** START **

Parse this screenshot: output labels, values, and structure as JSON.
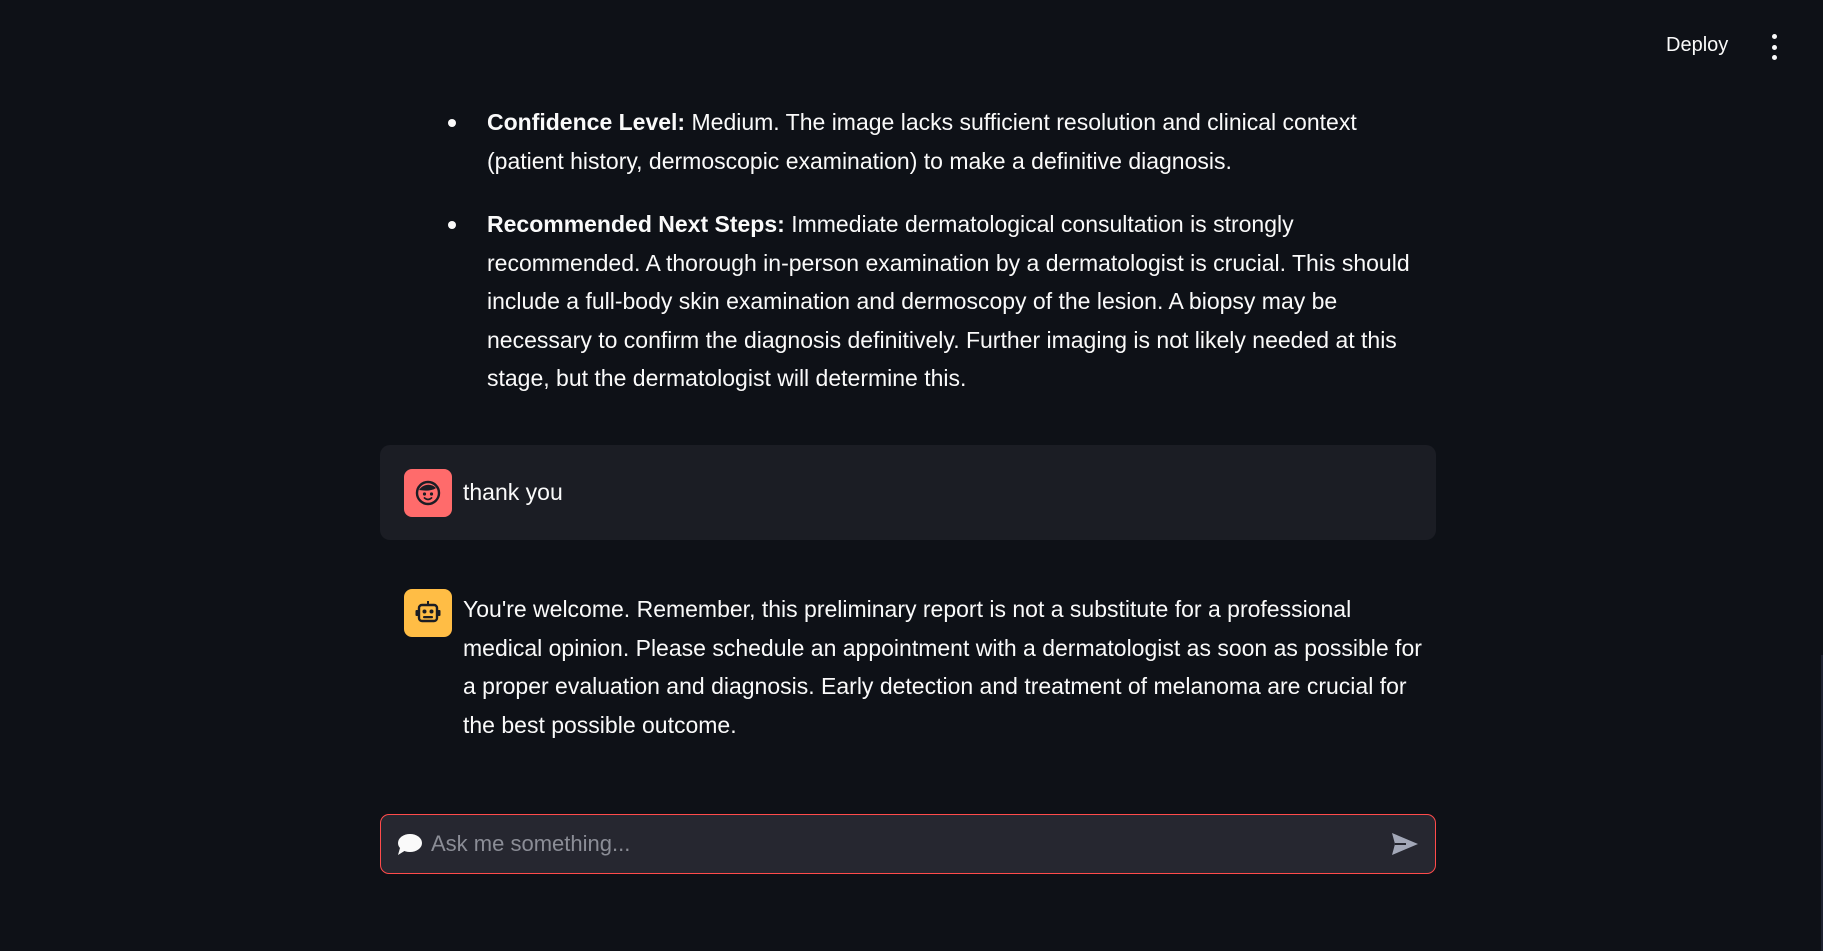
{
  "header": {
    "deploy_label": "Deploy",
    "menu_icon": "vertical-ellipsis-icon"
  },
  "assistant_previous": {
    "items": [
      {
        "heading": "Confidence Level:",
        "text": " Medium. The image lacks sufficient resolution and clinical context (patient history, dermoscopic examination) to make a definitive diagnosis."
      },
      {
        "heading": "Recommended Next Steps:",
        "text": " Immediate dermatological consultation is strongly recommended. A thorough in-person examination by a dermatologist is crucial. This should include a full-body skin examination and dermoscopy of the lesion. A biopsy may be necessary to confirm the diagnosis definitively. Further imaging is not likely needed at this stage, but the dermatologist will determine this."
      }
    ]
  },
  "messages": [
    {
      "role": "user",
      "avatar_icon": "user-face-icon",
      "text": "thank you"
    },
    {
      "role": "assistant",
      "avatar_icon": "robot-icon",
      "text": "You're welcome. Remember, this preliminary report is not a substitute for a professional medical opinion. Please schedule an appointment with a dermatologist as soon as possible for a proper evaluation and diagnosis. Early detection and treatment of melanoma are crucial for the best possible outcome."
    }
  ],
  "chat_input": {
    "placeholder": "Ask me something...",
    "value": "",
    "icon": "speech-bubble-icon",
    "send_icon": "send-arrow-icon"
  },
  "colors": {
    "background": "#0e1117",
    "user_message_bg": "#1b1d24",
    "user_avatar": "#ff6b6b",
    "assistant_avatar": "#ffbd45",
    "input_border": "#ff4b4b",
    "input_bg": "#262730"
  }
}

** END **

**INSTRUCTIONS FOR THE TASK**
Copy out each line of the material that holds the word "this".

**TASK OUTPUT**
Parse this screenshot: output labels, values, and structure as JSON.
        "text": " Immediate dermatological consultation is strongly recommended. A thorough in-person examination by a dermatologist is crucial. This should include a full-body skin examination and dermoscopy of the lesion. A biopsy may be necessary to confirm the diagnosis definitively. Further imaging is not likely needed at this stage, but the dermatologist will determine this."
      "text": "You're welcome. Remember, this preliminary report is not a substitute for a professional medical opinion. Please schedule an appointment with a dermatologist as soon as possible for a proper evaluation and diagnosis. Early detection and treatment of melanoma are crucial for the best possible outcome."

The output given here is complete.